What follows is a set of records; repeat all of them exactly.

(Extracted data entries)
○ ○ ○ ○

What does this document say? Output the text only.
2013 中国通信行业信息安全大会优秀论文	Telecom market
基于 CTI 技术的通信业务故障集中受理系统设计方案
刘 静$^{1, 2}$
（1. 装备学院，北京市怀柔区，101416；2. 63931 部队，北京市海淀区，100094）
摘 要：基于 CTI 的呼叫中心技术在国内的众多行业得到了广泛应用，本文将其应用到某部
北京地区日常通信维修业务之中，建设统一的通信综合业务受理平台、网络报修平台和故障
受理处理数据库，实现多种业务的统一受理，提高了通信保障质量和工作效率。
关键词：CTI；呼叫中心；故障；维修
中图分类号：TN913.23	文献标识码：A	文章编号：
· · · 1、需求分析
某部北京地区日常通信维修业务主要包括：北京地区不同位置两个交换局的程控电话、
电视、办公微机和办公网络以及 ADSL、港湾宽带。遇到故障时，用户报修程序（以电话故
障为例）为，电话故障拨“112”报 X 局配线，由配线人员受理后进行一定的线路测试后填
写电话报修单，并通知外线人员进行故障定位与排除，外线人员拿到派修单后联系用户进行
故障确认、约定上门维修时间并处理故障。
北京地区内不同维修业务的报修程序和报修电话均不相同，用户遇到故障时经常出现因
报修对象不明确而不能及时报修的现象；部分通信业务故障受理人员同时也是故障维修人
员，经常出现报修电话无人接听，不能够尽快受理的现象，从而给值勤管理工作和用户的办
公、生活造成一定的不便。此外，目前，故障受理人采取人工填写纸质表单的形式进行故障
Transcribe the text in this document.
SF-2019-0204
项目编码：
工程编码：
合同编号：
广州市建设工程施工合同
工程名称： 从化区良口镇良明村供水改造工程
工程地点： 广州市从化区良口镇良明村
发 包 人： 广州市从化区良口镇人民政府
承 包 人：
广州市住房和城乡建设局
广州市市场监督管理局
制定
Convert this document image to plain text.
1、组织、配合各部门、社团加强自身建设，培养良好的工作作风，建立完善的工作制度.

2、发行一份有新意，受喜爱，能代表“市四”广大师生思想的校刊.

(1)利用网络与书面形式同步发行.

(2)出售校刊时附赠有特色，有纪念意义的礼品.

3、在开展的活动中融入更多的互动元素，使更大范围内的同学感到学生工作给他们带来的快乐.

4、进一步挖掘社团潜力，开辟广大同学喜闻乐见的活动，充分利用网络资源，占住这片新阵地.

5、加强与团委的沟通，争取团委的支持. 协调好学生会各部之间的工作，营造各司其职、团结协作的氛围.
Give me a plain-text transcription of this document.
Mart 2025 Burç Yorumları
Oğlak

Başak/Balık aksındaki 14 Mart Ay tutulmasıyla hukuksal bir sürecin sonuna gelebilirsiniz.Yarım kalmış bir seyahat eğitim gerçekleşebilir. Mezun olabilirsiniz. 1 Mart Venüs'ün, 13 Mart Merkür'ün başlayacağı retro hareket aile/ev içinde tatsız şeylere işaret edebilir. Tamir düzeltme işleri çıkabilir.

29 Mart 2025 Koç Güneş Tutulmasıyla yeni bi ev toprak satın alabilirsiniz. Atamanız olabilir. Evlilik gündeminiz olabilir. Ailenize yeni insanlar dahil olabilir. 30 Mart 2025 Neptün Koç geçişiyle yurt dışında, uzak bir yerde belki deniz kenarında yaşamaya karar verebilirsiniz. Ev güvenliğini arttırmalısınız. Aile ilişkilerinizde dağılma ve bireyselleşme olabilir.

○ ○ ○ ○

### Written reply
What does this document say? Output the text only.
2013 中国通信行业信息安全大会优秀论文	Telecom market
基于 CTI 技术的通信业务故障集中受理系统设计方案
刘 静$^{1, 2}$
（1. 装备学院，北京市怀柔区，101416；2. 63931 部队，北京市海淀区，100094）
摘 要：基于 CTI 的呼叫中心技术在国内的众多行业得到了广泛应用，本文将其应用到某部
北京地区日常通信维修业务之中，建设统一的通信综合业务受理平台、网络报修平台和故障
受理处理数据库，实现多种业务的统一受理，提高了通信保障质量和工作效率。
关键词：CTI；呼叫中心；故障；维修
中图分类号：TN913.23	文献标识码：A	文章编号：
· · · 1、需求分析
某部北京地区日常通信维修业务主要包括：北京地区不同位置两个交换局的程控电话、
电视、办公微机和办公网络以及 ADSL、港湾宽带。遇到故障时，用户报修程序（以电话故
障为例）为，电话故障拨“112”报 X 局配线，由配线人员受理后进行一定的线路测试后填
写电话报修单，并通知外线人员进行故障定位与排除，外线人员拿到派修单后联系用户进行
故障确认、约定上门维修时间并处理故障。
北京地区内不同维修业务的报修程序和报修电话均不相同，用户遇到故障时经常出现因
报修对象不明确而不能及时报修的现象；部分通信业务故障受理人员同时也是故障维修人
员，经常出现报修电话无人接听，不能够尽快受理的现象，从而给值勤管理工作和用户的办
公、生活造成一定的不便。此外，目前，故障受理人采取人工填写纸质表单的形式进行故障
Transcribe the text in this document.
SF-2019-0204
项目编码：
工程编码：
合同编号：
广州市建设工程施工合同
工程名称： 从化区良口镇良明村供水改造工程
工程地点： 广州市从化区良口镇良明村
发 包 人： 广州市从化区良口镇人民政府
承 包 人：
广州市住房和城乡建设局
广州市市场监督管理局
制定
Convert this document image to plain text.
1、组织、配合各部门、社团加强自身建设，培养良好的工作作风，建立完善的工作制度.

2、发行一份有新意，受喜爱，能代表“市四”广大师生思想的校刊.

(1)利用网络与书面形式同步发行.

(2)出售校刊时附赠有特色，有纪念意义的礼品.

3、在开展的活动中融入更多的互动元素，使更大范围内的同学感到学生工作给他们带来的快乐.

4、进一步挖掘社团潜力，开辟广大同学喜闻乐见的活动，充分利用网络资源，占住这片新阵地.

5、加强与团委的沟通，争取团委的支持. 协调好学生会各部之间的工作，营造各司其职、团结协作的氛围.
Give me a plain-text transcription of this document.
Mart 2025 Burç Yorumları
Oğlak

Başak/Balık aksındaki 14 Mart Ay tutulmasıyla hukuksal bir sürecin sonuna gelebilirsiniz.Yarım kalmış bir seyahat eğitim gerçekleşebilir. Mezun olabilirsiniz. 1 Mart Venüs'ün, 13 Mart Merkür'ün başlayacağı retro hareket aile/ev içinde tatsız şeylere işaret edebilir. Tamir düzeltme işleri çıkabilir.

29 Mart 2025 Koç Güneş Tutulmasıyla yeni bi ev toprak satın alabilirsiniz. Atamanız olabilir. Evlilik gündeminiz olabilir. Ailenize yeni insanlar dahil olabilir. 30 Mart 2025 Neptün Koç geçişiyle yurt dışında, uzak bir yerde belki deniz kenarında yaşamaya karar verebilirsiniz. Ev güvenliğini arttırmalısınız. Aile ilişkilerinizde dağılma ve bireyselleşme olabilir.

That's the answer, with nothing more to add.